Tasmania, Australia: de demonio, nada.
- 24/03/2008
- Rodrigo
- Destinos, Australia y Nueva Zelandia, Australia
Sobre esta isla hay mitos e historias que se relacionan con prisioneros y demonios (bueno, el de un monito animado… pero demonio al fin y al cabo); mitos que la hacen atractiva a ciudadanos de todos los rincones del mundo.
Hace un par de siglos hubo aquí una prisión de máxima seguridad para los criminales ingleses reincidentes en crímenes anteriores. Si a esto sumamos la existencia del conocido marsupial carnívoro que sólo se encuentra en este estado Australiano -el Demonio de Tasmania, el verdadero-, su atractivo se hace inminente.
Este lugar es especial para los amantes de la naturaleza por la presencia de altas montañas nevadas, lagos cristalinos y colinas a lo largo de las costas. Sus caminos llevan a uno de los paisajes más fantásticos y grandiosos del mundo.
Sus playas de surf son impresionantes, aunque algo más frías. Las mejores son las de Clifton Beach y Park Beach, cercanas a la ciudad de Hobart que, dicho sea de paso, está localizada al pie del Monte Wellington, Monte Nelson. Desde ahí es posible ver la bahía entera con vista a la ciudad.
Restaurantes, nightclubs, shoppings y un mundo de facilidades hacen de Hobart, que tiene no más de 200 mil habitantes, uno de los lugares más seguros y extraordinarios para conocer.
Aquí se encuentra la fábrica de chocolates Cadbury… aprovecha de comprar varios kilos a precios de huevo; para llegar a la vuelta y repartir entre los primos. Y los primos de los primos.
En Tasmania hay 18 Parques Nacionales, con una flora y fauna bastante fuera de lo común.
El Parque Craddle Mountain vale mucho la pena, con varios circuitos a recorrer.
Overland track es una especie de Camino del Inca australiano. Son siete días en las montañas donde estarás rodeado de animales tan desconocidos como el infaltable demonio de Tasmania, canguros en todas sus especies y, como si fuera poco, ornitorrincos (de esos que ni los zoológicos tienen). Aquí sólo hay que tener suerte con el clima y la fuerza para soportarlo en caso de no tenerla.
Otro rincón que no perdona no ser visitado es Wineglass Bay. Es una impactante playa a la que se llega después de una corta caminata por un parque nacional.
Para ponerle más emoción al cuento, no te vayas a ir de estas tierras sin haber pasado por la ex-colonia penal de Porth Arthur, donde podrás observar y entender mejor la historia de la cautivante isla.
Si Tasmania es tu próximo destino, cuando llegues a su aeropuerto date el gusto de arrendar un auto para recorrer sus alrededores. Total, en cuanto a precios, esta vez no habrá de qué preocuparse.

- - - -

Con la información:
1 - Transcribe del texto sobre Tasmania el fragmento que comienza con las palabras "Este lugar es" y termina con "a la ciudad.".
2 - Responde estas preguntas con datos del texto sobre Tasmania.
(a) ¿Cuántos Parques Nacionales hay en Tasmania?
(b) ¿Cuántos días dura el Overland track?
(c) ¿Cuáles son las mejores playas de surf cercanas a Hobart?
3 - Según el texto sobre Tasmania, ¿por qué es este lugar especial para los amantes de la naturaleza?

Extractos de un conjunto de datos
- - - -

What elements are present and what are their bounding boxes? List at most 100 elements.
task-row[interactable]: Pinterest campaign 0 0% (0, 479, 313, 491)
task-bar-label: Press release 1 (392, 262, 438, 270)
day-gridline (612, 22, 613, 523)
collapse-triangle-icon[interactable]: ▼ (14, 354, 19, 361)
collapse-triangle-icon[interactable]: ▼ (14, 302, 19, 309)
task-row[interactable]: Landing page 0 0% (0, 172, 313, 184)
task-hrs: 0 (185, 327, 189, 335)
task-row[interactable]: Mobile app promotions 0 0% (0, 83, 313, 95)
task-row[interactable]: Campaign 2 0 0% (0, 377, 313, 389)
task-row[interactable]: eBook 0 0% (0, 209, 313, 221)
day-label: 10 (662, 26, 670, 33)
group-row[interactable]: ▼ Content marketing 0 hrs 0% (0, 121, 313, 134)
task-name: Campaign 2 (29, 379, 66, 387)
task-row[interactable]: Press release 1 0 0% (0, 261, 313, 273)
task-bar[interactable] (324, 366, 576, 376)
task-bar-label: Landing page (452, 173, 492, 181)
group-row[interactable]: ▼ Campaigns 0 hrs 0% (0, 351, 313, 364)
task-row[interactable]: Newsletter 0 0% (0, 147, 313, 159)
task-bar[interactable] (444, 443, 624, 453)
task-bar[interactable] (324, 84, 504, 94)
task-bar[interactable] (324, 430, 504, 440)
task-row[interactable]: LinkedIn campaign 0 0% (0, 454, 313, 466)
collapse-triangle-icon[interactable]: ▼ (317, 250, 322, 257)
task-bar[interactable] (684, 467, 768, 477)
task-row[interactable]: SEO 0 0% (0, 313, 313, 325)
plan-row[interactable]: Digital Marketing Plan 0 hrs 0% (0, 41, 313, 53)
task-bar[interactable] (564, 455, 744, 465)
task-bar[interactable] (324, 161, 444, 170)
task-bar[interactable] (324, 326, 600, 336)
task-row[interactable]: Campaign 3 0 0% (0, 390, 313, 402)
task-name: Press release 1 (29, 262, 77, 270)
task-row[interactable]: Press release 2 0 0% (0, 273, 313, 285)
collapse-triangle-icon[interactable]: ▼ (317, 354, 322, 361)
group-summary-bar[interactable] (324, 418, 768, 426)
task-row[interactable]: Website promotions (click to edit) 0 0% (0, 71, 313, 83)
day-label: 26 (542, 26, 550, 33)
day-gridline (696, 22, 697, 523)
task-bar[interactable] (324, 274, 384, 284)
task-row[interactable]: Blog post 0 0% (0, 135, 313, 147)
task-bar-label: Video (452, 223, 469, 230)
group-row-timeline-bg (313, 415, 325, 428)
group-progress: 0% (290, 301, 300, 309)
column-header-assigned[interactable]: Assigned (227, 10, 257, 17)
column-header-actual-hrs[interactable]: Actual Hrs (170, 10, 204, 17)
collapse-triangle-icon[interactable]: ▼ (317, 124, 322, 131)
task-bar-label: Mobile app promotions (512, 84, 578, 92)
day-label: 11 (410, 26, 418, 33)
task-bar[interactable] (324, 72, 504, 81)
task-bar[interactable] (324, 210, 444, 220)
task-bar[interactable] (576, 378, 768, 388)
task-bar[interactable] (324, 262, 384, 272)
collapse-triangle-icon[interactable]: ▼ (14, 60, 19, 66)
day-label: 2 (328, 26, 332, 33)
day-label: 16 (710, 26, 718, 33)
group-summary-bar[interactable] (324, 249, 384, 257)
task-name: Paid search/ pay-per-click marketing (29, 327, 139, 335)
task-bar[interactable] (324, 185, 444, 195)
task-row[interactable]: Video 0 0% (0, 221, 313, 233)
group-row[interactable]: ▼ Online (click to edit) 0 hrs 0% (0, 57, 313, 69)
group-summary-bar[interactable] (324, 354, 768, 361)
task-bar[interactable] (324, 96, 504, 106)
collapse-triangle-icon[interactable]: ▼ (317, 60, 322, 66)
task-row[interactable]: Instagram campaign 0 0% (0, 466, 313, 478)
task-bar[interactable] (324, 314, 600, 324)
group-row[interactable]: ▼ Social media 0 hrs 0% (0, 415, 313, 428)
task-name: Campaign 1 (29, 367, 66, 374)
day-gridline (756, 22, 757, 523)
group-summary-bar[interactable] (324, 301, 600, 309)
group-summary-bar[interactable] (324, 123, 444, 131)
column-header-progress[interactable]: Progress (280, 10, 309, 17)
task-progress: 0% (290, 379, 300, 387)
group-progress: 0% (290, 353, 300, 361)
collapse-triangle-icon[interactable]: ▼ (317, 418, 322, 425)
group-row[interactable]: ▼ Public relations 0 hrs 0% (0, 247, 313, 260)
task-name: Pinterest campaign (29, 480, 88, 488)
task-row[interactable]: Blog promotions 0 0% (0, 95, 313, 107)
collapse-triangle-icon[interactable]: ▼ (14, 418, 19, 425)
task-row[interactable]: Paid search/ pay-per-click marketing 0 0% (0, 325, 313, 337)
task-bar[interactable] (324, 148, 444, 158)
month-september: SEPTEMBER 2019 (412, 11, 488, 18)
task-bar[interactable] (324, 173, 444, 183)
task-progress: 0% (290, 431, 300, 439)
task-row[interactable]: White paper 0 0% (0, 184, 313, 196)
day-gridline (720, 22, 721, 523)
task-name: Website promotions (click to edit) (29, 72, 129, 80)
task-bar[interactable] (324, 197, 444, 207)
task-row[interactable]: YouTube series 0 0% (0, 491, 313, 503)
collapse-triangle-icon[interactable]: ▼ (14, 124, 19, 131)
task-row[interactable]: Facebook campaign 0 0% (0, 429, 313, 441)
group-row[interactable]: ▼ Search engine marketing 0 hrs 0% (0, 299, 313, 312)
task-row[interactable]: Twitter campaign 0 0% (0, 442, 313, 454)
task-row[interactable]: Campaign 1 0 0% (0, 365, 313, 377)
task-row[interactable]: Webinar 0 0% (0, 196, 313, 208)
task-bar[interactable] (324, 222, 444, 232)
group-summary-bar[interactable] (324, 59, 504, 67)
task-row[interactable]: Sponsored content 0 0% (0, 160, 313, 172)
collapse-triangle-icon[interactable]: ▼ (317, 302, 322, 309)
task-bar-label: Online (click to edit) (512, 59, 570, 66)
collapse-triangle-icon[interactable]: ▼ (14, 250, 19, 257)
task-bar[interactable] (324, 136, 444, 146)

- - - -

Respuestas escritas:
1 -
Este lugar es especial para los amantes de la naturaleza por la presencia de altas montañas nevadas, lagos cristalinos y colinas a lo largo de las costas. Sus caminos llevan a uno de los paisajes más fantásticos y grandiosos del mundo.
Sus playas de surf son impresionantes, aunque algo más frías. Las mejores son las de Clifton Beach y Park Beach, cercanas a la ciudad de Hobart que, dicho sea de paso, está localizada al pie del Monte Wellington, Monte Nelson. Desde ahí es posible ver la bahía entera con vista a la ciudad.

2 -
(a) 18.
(b) Siete días.
(c) Clifton Beach y Park Beach.

3 - Es especial para ellos por la presencia de altas montañas nevadas, lagos cristalinos y colinas a lo largo de las costas.